▸ **Task requirements**:
Change "visitors" to "tourists" in the lines starting at the one containing "callout-crowds: Arts and" and ending at the one containing "[1267, 767, 1533, 784]", and reproduce those lines with nothing else altered.

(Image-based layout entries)
>> BEGIN

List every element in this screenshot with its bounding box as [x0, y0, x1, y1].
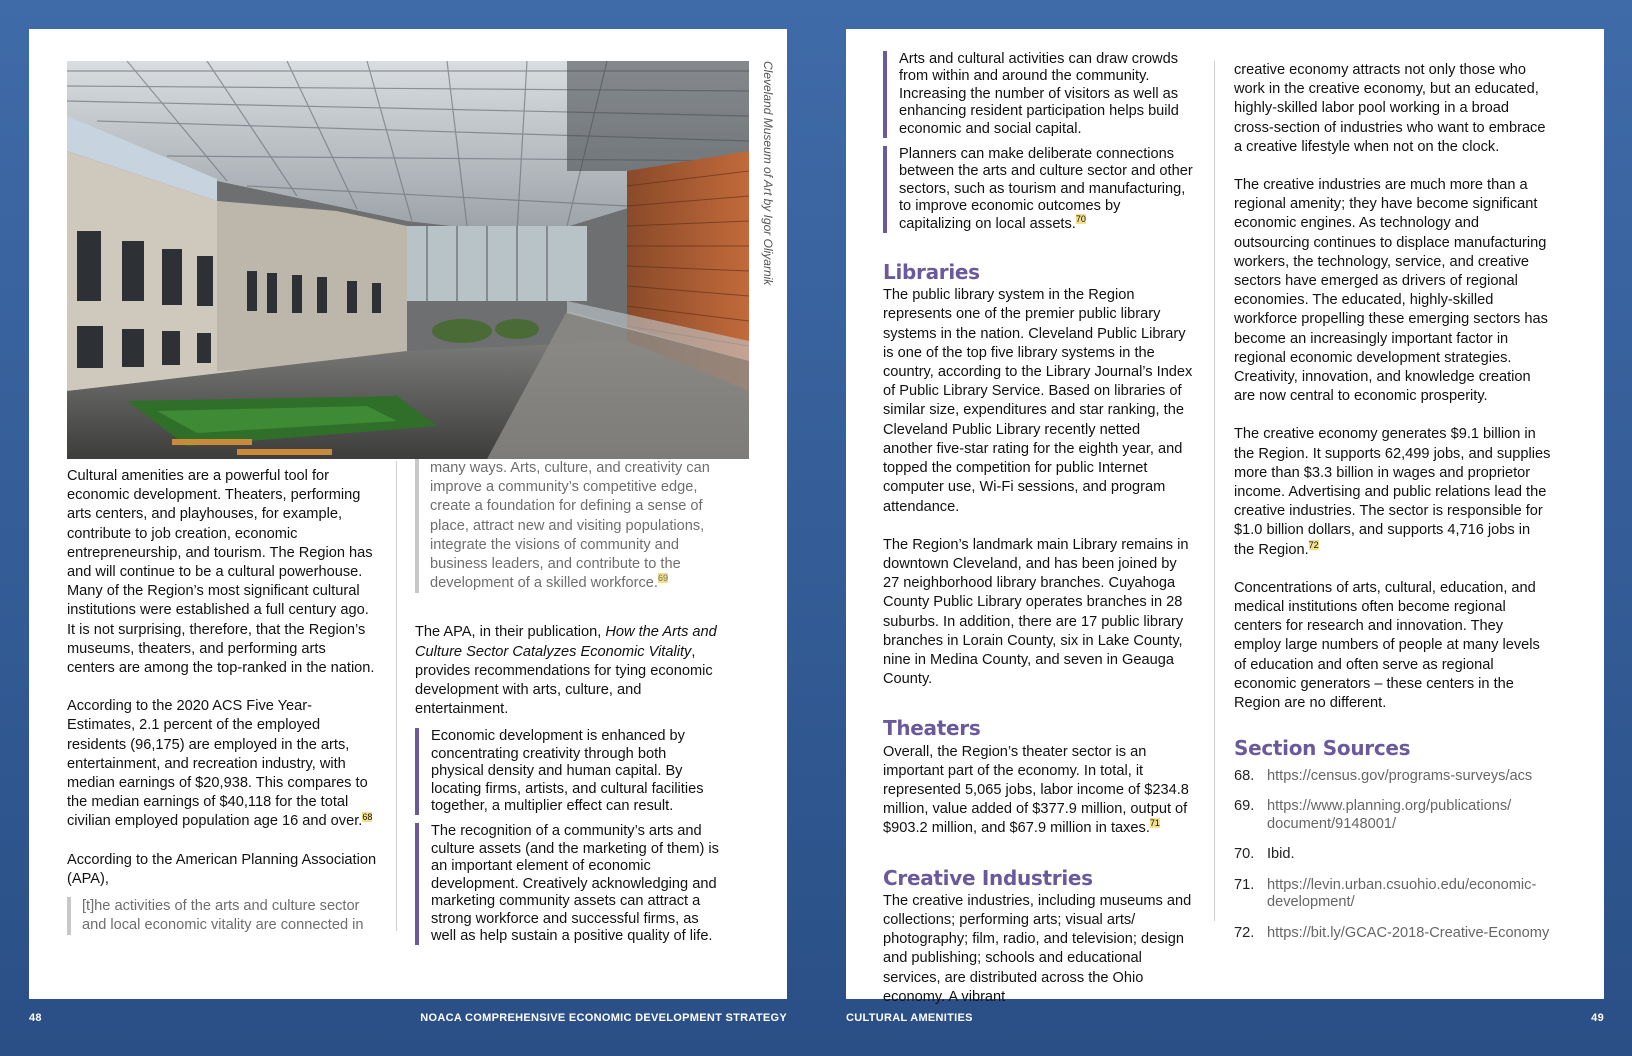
callout-crowds: Arts and cultural activities can draw crowds from within and around the community. Increasing the number of visitors as well as enhancing resident participation helps build economic and social capital.: [883, 51, 1193, 138]
right-column-1: [883, 51, 1193, 1026]
apa-intro: According to the American Planning Association (APA),: [67, 851, 377, 887]
source-link[interactable]: https://census.gov/programs-surveys/acs: [1267, 767, 1533, 784]
economy-paragraph: The creative economy generates $9.1 billion in the Region. It supports 62,499 jobs, and supplies more than $3.3 billion in wages and proprietor income. Advertising and public relations lead the creative industries. The sector is responsible for $1.0 billion dollars, and supports 4,716 jobs in the Region.$^{72}$: [1234, 426, 1551, 558]
libraries-paragraph-2: The Region’s landmark main Library remains in downtown Cleveland, and has been joined by 27 neighborhood library branches. Cuyahoga County Public Library operates branches in 28 suburbs. In addition, there are 17 public library branches in Lorain County, six in Lake County, nine in Medina County, and seven in Geauga County.: [883, 536, 1189, 688]
callout-recognition: The recognition of a community’s arts and culture assets (and the marketing of them) is an important element of economic development. Creatively acknowledging and marketing community assets can attract a strong workforce and successful firms, as well as help sustain a positive quality of life.: [415, 823, 720, 945]
left-column-2: [415, 459, 720, 953]
source-item: 68. https://census.gov/programs-surveys/acs: [1234, 767, 1533, 784]
creative-industries-heading: Creative Industries: [883, 865, 1093, 890]
creative-paragraph-start: The creative industries, including museums and collections; performing arts; visual arts/ photography; film, radio, and television; design and publishing; schools and educational services, are distributed across the Ohio economy. A vibrant: [883, 892, 1192, 1005]
right-page-number: 49: [1591, 1012, 1604, 1024]
apa-publication-paragraph: The APA, in their publication, How the Arts and Culture Sector Catalyzes Economic Vitality, provides recommendations for tying economic development with arts, culture, and entertainment.: [415, 624, 717, 718]
intro-paragraph: Cultural amenities are a powerful tool for economic development. Theaters, performing arts centers, and playhouses, for example, contribute to job creation, economic entrepreneurship, and tourism. The Region has and will continue to be a cultural powerhouse. Many of the Region’s most significant cultural institutions were established a full century ago. It is not surprising, therefore, that the Region’s museums, theaters, and performing arts centers are among the top-ranked in the nation.: [67, 468, 375, 677]
apa-quote-start: [t]he activities of the arts and culture sector and local economic vitality are connected in: [67, 897, 377, 935]
footnote-70[interactable]: 70: [1075, 213, 1086, 224]
footnote-68[interactable]: 68: [362, 811, 373, 822]
creative-paragraph-end: creative economy attracts not only those who work in the creative economy, but an educated, highly-skilled labor pool working in a broad cross-section of industries who want to embrace a creative lifestyle when not on the clock.: [1234, 62, 1546, 155]
source-link[interactable]: https://www.planning.org/publications/ document/9148001/: [1267, 798, 1512, 832]
industries-paragraph: The creative industries are much more than a regional amenity; they have become significant economic engines. As technology and outsourcing continues to displace manufacturing workers, the technology, service, and creative sectors have emerged as drivers of regional economies. The educated, highly-skilled workforce propelling these emerging sectors has become an increasingly important factor in regional economic development strategies. Creativity, innovation, and knowledge creation are now central to economic prosperity.: [1234, 177, 1548, 405]
concentrations-paragraph: Concentrations of arts, cultural, education, and medical institutions often become regional centers for research and innovation. They employ large numbers of people at many levels of education and often serve as regional economic generators – these centers in the Region are no different.: [1234, 579, 1540, 712]
column-divider: [396, 461, 397, 931]
sources-list: [1234, 768, 1552, 943]
column-divider: [1214, 61, 1215, 921]
section-sources-heading: Section Sources: [1234, 736, 1411, 761]
atrium-illustration: [67, 61, 749, 459]
source-text: Ibid.: [1267, 846, 1295, 862]
right-column-2: [1234, 61, 1552, 955]
source-link[interactable]: https://levin.urban.csuohio.edu/economic-development/: [1267, 876, 1537, 910]
left-column-1: [67, 467, 377, 954]
source-item: 72. https://bit.ly/GCAC-2018-Creative-Economy: [1234, 924, 1550, 941]
libraries-paragraph-1: The public library system in the Region represents one of the premier public library systems in the nation. Cleveland Public Library is one of the top five library systems in the country, according to the Library Journal’s Index of Public Library Service. Based on libraries of similar size, expenditures and star ranking, the Cleveland Public Library recently netted another five-star rating for the eighth year, and topped the competition for public Internet computer use, Wi-Fi sessions, and program attendance.: [883, 287, 1193, 515]
apa-quote-end: many ways. Arts, culture, and creativity can improve a community’s competitive edge, create a foundation for defining a sense of place, attract new and visiting populations, integrate the visions of community and business leaders, and contribute to the development of a skilled workforce.$^{69}$: [415, 459, 720, 593]
theaters-heading: Theaters: [883, 716, 981, 741]
theaters-paragraph: Overall, the Region’s theater sector is an important part of the economy. In total, it represented 5,065 jobs, labor income of $234.8 million, value added of $377.9 million, output of $903.2 million, and $67.9 million in taxes.$^{71}$: [883, 743, 1189, 837]
left-page-number: 48: [29, 1012, 42, 1024]
apa-publication-title: How the Arts and Culture Sector Catalyzes Economic Vitality: [415, 624, 717, 660]
photo-caption: Cleveland Museum of Art by Igor Oliyarnik: [761, 61, 775, 286]
callout-connections: Planners can make deliberate connections between the arts and culture sector and other sectors, such as tourism and manufacturing, to improve economic outcomes by capitalizing on local assets.$^{70}$: [883, 146, 1193, 233]
source-item: 69. https://www.planning.org/publications/ document/9148001/: [1234, 798, 1552, 833]
acs-paragraph: According to the 2020 ACS Five Year-Estimates, 2.1 percent of the employed residents (96,175) are employed in the arts, entertainment, and recreation industry, with median earnings of $20,938. This compares to the median earnings of $40,118 for the total civilian employed population age 16 and over.$^{68}$: [67, 698, 373, 830]
footnote-69[interactable]: 69: [657, 573, 668, 584]
source-item: 70. Ibid.: [1234, 846, 1295, 862]
left-page: [29, 29, 787, 999]
source-item: 71. https://levin.urban.csuohio.edu/economic-development/: [1234, 877, 1552, 912]
callout-density: Economic development is enhanced by concentrating creativity through both physical density and human capital. By locating firms, artists, and cultural facilities together, a multiplier effect can result.: [415, 728, 720, 815]
footnote-71[interactable]: 71: [1149, 818, 1160, 829]
footnote-72[interactable]: 72: [1308, 539, 1319, 550]
right-footer-title: CULTURAL AMENITIES: [846, 1012, 973, 1024]
source-link[interactable]: https://bit.ly/GCAC-2018-Creative-Economy: [1267, 924, 1550, 941]
left-footer-title: NOACA COMPREHENSIVE ECONOMIC DEVELOPMENT STRATEGY: [420, 1012, 787, 1024]
museum-atrium-photo: [67, 61, 749, 459]
libraries-heading: Libraries: [883, 260, 980, 285]
right-page: [846, 29, 1604, 1005]
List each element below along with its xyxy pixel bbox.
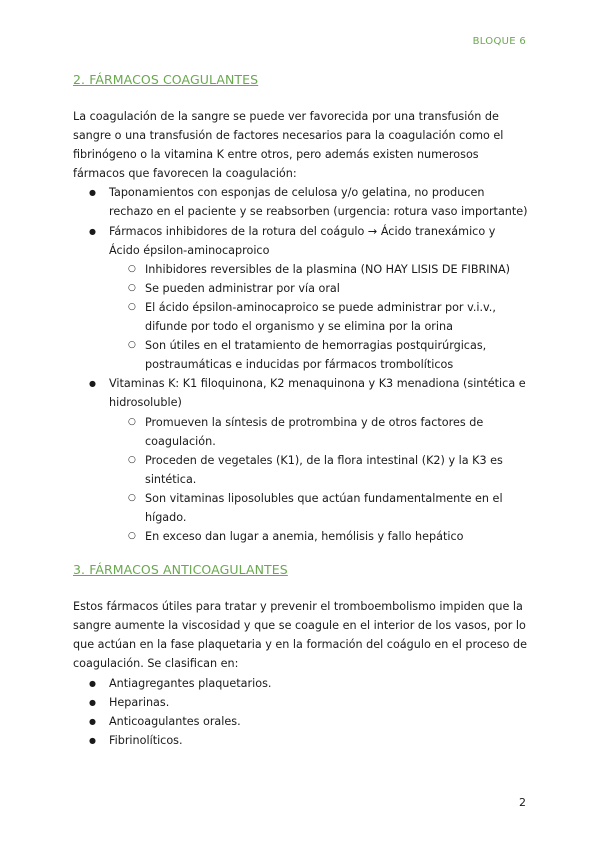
list-item: ● Anticoagulantes orales.	[73, 712, 528, 731]
list-item-text: Fármacos inhibidores de la rotura del coágulo → Ácido tranexámico y Ácido épsilon-aminocaproico	[109, 224, 496, 257]
sub-list	[109, 413, 528, 547]
list-item: ● Antiagregantes plaquetarios.	[73, 674, 528, 693]
section-2-title: 2. FÁRMACOS COAGULANTES	[73, 72, 259, 87]
sub-list-item: ○ Inhibidores reversibles de la plasmina (NO HAY LISIS DE FIBRINA)	[109, 260, 528, 279]
section-3-list	[73, 674, 528, 750]
sub-list-item: ○ En exceso dan lugar a anemia, hemólisis y fallo hepático	[109, 527, 528, 546]
sub-list-item: ○ Son útiles en el tratamiento de hemorragias postquirúrgicas, postraumáticas e inducidas por fármacos trombolíticos	[109, 336, 528, 374]
list-item-text: Vitaminas K: K1 filoquinona, K2 menaquinona y K3 menadiona (sintética e hidrosoluble)	[109, 377, 526, 410]
sub-list-item: ○ Son vitaminas liposolubles que actúan fundamentalmente en el hígado.	[109, 489, 528, 527]
block-header: BLOQUE 6	[472, 36, 526, 47]
list-item: ● Heparinas.	[73, 693, 528, 712]
list-item: ● Fibrinolíticos.	[73, 731, 528, 750]
sub-list-item: ○ Promueven la síntesis de protrombina y de otros factores de coagulación.	[109, 413, 528, 451]
section-2-list	[73, 183, 528, 546]
section-2-intro: La coagulación de la sangre se puede ver favorecida por una transfusión de sangre o una transfusión de factores necesarios para la coagulación como el fibrinógeno o la vitamina K entre otros, pero además existen numerosos fármacos que favorecen la coagulación:	[73, 110, 504, 181]
document-body	[73, 72, 528, 750]
list-item	[73, 374, 528, 546]
list-item	[73, 222, 528, 375]
sub-list	[109, 260, 528, 375]
sub-list-item: ○ El ácido épsilon-aminocaproico se puede administrar por v.i.v., difunde por todo el organismo y se elimina por la orina	[109, 298, 528, 336]
sub-list-item: ○ Proceden de vegetales (K1), de la flora intestinal (K2) y la K3 es sintética.	[109, 451, 528, 489]
page-number: 2	[519, 796, 526, 809]
section-3-intro: Estos fármacos útiles para tratar y prevenir el tromboembolismo impiden que la sangre aumente la viscosidad y que se coagule en el interior de los vasos, por lo que actúan en la fase plaquetaria y en la formación del coágulo en el proceso de coagulación. Se clasifican en:	[73, 600, 527, 671]
section-3-title: 3. FÁRMACOS ANTICOAGULANTES	[73, 562, 288, 578]
list-item-text: Taponamientos con esponjas de celulosa y/o gelatina, no producen rechazo en el paciente y se reabsorben (urgencia: rotura vaso importante)	[109, 186, 528, 219]
sub-list-item: ○ Se pueden administrar por vía oral	[109, 279, 528, 298]
list-item	[73, 183, 528, 221]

>> END

▸ **Written solution**:
callout-crowds: Arts and cultural activities can draw crowds from within and around the community. Increasing the number of tourists as well as enhancing resident participation helps build economic and social capital.: [883, 51, 1193, 138]
right-column-1: [883, 51, 1193, 1026]
apa-intro: According to the American Planning Association (APA),: [67, 851, 377, 887]
source-link[interactable]: https://census.gov/programs-surveys/acs: [1267, 767, 1533, 784]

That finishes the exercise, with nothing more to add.